Dataset rows about figures
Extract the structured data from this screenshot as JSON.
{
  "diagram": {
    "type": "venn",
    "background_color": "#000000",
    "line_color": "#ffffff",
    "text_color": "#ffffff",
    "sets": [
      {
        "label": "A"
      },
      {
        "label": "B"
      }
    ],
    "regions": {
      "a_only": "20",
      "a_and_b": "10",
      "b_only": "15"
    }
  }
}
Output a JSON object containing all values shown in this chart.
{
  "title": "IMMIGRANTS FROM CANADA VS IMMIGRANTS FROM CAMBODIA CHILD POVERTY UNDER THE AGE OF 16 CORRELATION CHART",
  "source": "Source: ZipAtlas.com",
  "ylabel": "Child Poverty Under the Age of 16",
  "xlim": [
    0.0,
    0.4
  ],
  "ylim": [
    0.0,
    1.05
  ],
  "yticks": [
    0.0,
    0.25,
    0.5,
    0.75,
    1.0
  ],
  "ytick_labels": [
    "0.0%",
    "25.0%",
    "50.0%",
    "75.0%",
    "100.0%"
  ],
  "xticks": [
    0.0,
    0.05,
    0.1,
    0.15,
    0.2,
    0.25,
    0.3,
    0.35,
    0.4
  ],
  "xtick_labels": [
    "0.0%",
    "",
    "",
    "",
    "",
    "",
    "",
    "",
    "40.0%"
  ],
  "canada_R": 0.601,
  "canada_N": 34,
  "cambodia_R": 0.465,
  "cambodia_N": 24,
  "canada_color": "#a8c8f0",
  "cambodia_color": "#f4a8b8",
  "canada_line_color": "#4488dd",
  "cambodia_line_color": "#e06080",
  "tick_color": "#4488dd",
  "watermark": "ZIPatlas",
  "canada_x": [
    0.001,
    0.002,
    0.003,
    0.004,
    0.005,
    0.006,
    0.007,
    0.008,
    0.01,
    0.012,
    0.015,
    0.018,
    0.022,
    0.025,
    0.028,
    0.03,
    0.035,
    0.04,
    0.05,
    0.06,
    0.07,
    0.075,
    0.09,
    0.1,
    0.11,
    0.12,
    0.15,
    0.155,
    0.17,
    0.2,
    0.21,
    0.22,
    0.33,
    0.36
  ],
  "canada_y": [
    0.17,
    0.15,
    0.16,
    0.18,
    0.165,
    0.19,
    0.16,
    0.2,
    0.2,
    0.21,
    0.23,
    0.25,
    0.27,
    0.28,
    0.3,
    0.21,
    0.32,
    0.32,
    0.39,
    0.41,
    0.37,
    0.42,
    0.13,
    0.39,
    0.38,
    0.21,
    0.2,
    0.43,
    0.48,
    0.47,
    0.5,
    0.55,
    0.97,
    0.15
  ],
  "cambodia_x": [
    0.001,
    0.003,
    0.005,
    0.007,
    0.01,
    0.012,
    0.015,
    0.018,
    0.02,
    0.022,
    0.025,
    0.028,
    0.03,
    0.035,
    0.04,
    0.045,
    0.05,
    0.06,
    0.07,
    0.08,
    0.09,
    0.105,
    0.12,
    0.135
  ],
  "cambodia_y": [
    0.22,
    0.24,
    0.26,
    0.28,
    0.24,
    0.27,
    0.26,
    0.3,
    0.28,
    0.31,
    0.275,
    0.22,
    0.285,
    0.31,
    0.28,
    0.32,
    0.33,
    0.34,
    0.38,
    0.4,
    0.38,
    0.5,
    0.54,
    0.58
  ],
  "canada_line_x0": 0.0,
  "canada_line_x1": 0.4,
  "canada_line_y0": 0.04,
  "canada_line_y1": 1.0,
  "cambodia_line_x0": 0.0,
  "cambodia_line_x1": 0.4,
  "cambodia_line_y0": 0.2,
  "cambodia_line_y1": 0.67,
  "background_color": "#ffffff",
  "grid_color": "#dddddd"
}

• _Exercise prompt_:
Extract every record. Keep wording exact.

• _Reply to the task_:
Extract the structured data from this screenshot as JSON.
{
  "diagram": {
    "type": "venn",
    "background_color": "#000000",
    "line_color": "#ffffff",
    "text_color": "#ffffff",
    "sets": [
      {
        "label": "A"
      },
      {
        "label": "B"
      }
    ],
    "regions": {
      "a_only": "20",
      "a_and_b": "10",
      "b_only": "15"
    }
  }
}
Output a JSON object containing all values shown in this chart.
{
  "title": "IMMIGRANTS FROM CANADA VS IMMIGRANTS FROM CAMBODIA CHILD POVERTY UNDER THE AGE OF 16 CORRELATION CHART",
  "source": "Source: ZipAtlas.com",
  "ylabel": "Child Poverty Under the Age of 16",
  "xlim": [
    0.0,
    0.4
  ],
  "ylim": [
    0.0,
    1.05
  ],
  "yticks": [
    0.0,
    0.25,
    0.5,
    0.75,
    1.0
  ],
  "ytick_labels": [
    "0.0%",
    "25.0%",
    "50.0%",
    "75.0%",
    "100.0%"
  ],
  "xticks": [
    0.0,
    0.05,
    0.1,
    0.15,
    0.2,
    0.25,
    0.3,
    0.35,
    0.4
  ],
  "xtick_labels": [
    "0.0%",
    "",
    "",
    "",
    "",
    "",
    "",
    "",
    "40.0%"
  ],
  "canada_R": 0.601,
  "canada_N": 34,
  "cambodia_R": 0.465,
  "cambodia_N": 24,
  "canada_color": "#a8c8f0",
  "cambodia_color": "#f4a8b8",
  "canada_line_color": "#4488dd",
  "cambodia_line_color": "#e06080",
  "tick_color": "#4488dd",
  "watermark": "ZIPatlas",
  "canada_x": [
    0.001,
    0.002,
    0.003,
    0.004,
    0.005,
    0.006,
    0.007,
    0.008,
    0.01,
    0.012,
    0.015,
    0.018,
    0.022,
    0.025,
    0.028,
    0.03,
    0.035,
    0.04,
    0.05,
    0.06,
    0.07,
    0.075,
    0.09,
    0.1,
    0.11,
    0.12,
    0.15,
    0.155,
    0.17,
    0.2,
    0.21,
    0.22,
    0.33,
    0.36
  ],
  "canada_y": [
    0.17,
    0.15,
    0.16,
    0.18,
    0.165,
    0.19,
    0.16,
    0.2,
    0.2,
    0.21,
    0.23,
    0.25,
    0.27,
    0.28,
    0.3,
    0.21,
    0.32,
    0.32,
    0.39,
    0.41,
    0.37,
    0.42,
    0.13,
    0.39,
    0.38,
    0.21,
    0.2,
    0.43,
    0.48,
    0.47,
    0.5,
    0.55,
    0.97,
    0.15
  ],
  "cambodia_x": [
    0.001,
    0.003,
    0.005,
    0.007,
    0.01,
    0.012,
    0.015,
    0.018,
    0.02,
    0.022,
    0.025,
    0.028,
    0.03,
    0.035,
    0.04,
    0.045,
    0.05,
    0.06,
    0.07,
    0.08,
    0.09,
    0.105,
    0.12,
    0.135
  ],
  "cambodia_y": [
    0.22,
    0.24,
    0.26,
    0.28,
    0.24,
    0.27,
    0.26,
    0.3,
    0.28,
    0.31,
    0.275,
    0.22,
    0.285,
    0.31,
    0.28,
    0.32,
    0.33,
    0.34,
    0.38,
    0.4,
    0.38,
    0.5,
    0.54,
    0.58
  ],
  "canada_line_x0": 0.0,
  "canada_line_x1": 0.4,
  "canada_line_y0": 0.04,
  "canada_line_y1": 1.0,
  "cambodia_line_x0": 0.0,
  "cambodia_line_x1": 0.4,
  "cambodia_line_y0": 0.2,
  "cambodia_line_y1": 0.67,
  "background_color": "#ffffff",
  "grid_color": "#dddddd"
}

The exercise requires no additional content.